--- start EXCERPTED RECORDS ---
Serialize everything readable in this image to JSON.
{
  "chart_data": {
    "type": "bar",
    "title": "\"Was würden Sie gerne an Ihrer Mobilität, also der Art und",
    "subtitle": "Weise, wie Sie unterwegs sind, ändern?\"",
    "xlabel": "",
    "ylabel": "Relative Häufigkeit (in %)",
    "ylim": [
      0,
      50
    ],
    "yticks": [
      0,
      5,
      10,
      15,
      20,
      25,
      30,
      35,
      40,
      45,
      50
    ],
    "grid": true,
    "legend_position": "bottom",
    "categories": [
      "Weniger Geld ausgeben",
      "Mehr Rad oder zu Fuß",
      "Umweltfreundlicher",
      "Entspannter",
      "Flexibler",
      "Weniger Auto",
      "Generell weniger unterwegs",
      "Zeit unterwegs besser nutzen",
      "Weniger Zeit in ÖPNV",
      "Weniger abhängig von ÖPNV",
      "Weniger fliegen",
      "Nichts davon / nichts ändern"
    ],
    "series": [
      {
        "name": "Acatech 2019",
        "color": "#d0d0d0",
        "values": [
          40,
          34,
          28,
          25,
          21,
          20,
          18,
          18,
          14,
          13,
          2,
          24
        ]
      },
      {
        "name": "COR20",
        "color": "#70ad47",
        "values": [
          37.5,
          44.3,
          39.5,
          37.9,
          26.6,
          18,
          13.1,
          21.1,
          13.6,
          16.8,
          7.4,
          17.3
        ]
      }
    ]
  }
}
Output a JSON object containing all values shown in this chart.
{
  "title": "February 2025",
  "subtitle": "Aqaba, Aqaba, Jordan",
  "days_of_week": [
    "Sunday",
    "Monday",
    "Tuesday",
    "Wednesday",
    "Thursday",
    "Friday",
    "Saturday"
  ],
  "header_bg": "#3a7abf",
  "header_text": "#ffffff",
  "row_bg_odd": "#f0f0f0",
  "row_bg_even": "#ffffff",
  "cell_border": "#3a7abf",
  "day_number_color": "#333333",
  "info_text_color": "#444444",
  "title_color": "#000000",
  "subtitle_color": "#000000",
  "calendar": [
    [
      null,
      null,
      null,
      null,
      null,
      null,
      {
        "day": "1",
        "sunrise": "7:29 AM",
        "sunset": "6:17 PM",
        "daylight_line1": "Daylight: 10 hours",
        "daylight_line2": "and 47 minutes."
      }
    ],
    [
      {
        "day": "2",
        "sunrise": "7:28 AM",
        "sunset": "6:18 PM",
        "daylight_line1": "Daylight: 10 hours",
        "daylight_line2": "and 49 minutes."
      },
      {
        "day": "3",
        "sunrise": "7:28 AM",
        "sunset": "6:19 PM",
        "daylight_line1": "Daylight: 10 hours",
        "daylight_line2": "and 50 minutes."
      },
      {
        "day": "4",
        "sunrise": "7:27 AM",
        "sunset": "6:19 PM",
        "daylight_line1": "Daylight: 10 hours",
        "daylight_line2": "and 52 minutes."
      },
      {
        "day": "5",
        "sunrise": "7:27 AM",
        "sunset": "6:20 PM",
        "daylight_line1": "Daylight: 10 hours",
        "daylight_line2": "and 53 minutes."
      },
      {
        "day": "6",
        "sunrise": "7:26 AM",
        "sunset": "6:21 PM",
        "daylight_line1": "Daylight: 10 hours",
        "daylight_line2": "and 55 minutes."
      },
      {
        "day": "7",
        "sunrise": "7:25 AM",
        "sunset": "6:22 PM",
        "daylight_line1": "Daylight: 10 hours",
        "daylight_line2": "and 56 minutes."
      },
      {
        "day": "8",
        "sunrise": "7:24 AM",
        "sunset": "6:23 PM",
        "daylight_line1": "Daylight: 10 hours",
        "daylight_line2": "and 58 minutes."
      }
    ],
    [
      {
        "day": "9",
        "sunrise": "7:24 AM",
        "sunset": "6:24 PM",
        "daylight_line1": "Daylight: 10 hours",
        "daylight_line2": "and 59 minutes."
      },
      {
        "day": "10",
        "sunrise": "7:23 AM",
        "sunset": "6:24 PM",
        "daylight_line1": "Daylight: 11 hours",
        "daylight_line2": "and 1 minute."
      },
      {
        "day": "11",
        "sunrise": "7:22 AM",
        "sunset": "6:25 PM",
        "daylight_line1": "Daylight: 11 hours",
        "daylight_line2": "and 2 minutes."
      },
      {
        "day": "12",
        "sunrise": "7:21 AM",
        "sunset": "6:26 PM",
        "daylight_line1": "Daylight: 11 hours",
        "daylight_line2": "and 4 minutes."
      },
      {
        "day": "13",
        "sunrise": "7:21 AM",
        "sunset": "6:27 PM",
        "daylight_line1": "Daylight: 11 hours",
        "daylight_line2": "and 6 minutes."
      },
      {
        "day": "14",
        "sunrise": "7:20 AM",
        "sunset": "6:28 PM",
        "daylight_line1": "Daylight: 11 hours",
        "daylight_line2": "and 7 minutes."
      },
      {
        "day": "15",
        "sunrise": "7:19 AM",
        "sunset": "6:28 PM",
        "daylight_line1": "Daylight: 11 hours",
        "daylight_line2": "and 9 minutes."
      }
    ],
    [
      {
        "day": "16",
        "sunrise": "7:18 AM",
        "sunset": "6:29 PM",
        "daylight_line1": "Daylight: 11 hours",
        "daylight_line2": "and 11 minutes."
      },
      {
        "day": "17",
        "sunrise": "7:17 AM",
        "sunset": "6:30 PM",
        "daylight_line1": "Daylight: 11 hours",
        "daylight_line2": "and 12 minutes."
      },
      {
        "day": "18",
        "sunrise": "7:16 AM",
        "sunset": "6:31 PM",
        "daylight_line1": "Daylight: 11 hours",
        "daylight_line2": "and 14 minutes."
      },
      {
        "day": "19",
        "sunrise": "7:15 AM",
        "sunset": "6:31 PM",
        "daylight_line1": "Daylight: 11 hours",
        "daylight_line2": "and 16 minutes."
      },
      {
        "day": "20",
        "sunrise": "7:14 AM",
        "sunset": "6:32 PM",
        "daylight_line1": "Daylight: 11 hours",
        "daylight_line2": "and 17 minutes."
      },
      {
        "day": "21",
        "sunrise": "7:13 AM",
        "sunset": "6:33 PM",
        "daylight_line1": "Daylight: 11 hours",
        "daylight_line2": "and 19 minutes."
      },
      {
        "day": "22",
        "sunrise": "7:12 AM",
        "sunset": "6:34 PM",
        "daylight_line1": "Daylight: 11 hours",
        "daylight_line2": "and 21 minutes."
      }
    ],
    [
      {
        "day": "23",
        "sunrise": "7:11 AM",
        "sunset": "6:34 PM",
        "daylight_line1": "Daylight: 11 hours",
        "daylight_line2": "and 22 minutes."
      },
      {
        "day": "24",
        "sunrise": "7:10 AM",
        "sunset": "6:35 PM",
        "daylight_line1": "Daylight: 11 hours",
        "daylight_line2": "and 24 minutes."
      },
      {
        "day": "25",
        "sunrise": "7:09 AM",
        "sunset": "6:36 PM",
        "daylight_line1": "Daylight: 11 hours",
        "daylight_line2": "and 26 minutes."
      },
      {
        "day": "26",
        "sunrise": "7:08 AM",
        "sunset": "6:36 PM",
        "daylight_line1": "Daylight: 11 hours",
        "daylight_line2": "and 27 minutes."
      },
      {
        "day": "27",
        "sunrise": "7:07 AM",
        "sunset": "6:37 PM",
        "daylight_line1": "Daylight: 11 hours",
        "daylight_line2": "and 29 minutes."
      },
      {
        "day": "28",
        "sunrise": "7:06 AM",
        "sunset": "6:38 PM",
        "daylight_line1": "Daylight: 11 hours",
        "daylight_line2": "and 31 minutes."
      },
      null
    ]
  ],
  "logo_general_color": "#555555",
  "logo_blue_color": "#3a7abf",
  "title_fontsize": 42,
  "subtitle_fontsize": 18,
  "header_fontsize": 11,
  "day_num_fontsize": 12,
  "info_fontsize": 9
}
--- end EXCERPTED RECORDS ---
* [GIVEN REQUEST]: All lines in the data that contain the word "Zeit" should be copied.

* [TASK SOLUTION]:
      "Zeit unterwegs besser nutzen",
      "Weniger Zeit in ÖPNV",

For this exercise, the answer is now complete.